- Written instruction: Copy out all the records, word for word.

- Records supplied:
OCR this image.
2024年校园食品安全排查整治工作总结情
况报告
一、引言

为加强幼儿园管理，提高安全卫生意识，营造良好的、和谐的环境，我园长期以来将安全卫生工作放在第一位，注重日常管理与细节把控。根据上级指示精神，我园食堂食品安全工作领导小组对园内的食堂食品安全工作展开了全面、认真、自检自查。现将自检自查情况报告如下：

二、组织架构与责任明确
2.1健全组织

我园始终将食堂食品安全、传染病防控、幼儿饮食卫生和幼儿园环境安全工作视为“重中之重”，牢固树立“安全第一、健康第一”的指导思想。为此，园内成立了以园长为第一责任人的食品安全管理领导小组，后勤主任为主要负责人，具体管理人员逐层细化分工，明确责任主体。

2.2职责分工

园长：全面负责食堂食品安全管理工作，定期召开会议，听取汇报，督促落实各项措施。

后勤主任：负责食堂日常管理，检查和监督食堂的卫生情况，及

- Solution to the exercise:
OCR this image.
2024年校园食品安全排查整治工作总结情
况报告
一、引言

为加强幼儿园管理，提高安全卫生意识，营造良好的、和谐的环境，我园长期以来将安全卫生工作放在第一位，注重日常管理与细节把控。根据上级指示精神，我园食堂食品安全工作领导小组对园内的食堂食品安全工作展开了全面、认真、自检自查。现将自检自查情况报告如下：

二、组织架构与责任明确
2.1健全组织

我园始终将食堂食品安全、传染病防控、幼儿饮食卫生和幼儿园环境安全工作视为“重中之重”，牢固树立“安全第一、健康第一”的指导思想。为此，园内成立了以园长为第一责任人的食品安全管理领导小组，后勤主任为主要负责人，具体管理人员逐层细化分工，明确责任主体。

2.2职责分工

园长：全面负责食堂食品安全管理工作，定期召开会议，听取汇报，督促落实各项措施。

后勤主任：负责食堂日常管理，检查和监督食堂的卫生情况，及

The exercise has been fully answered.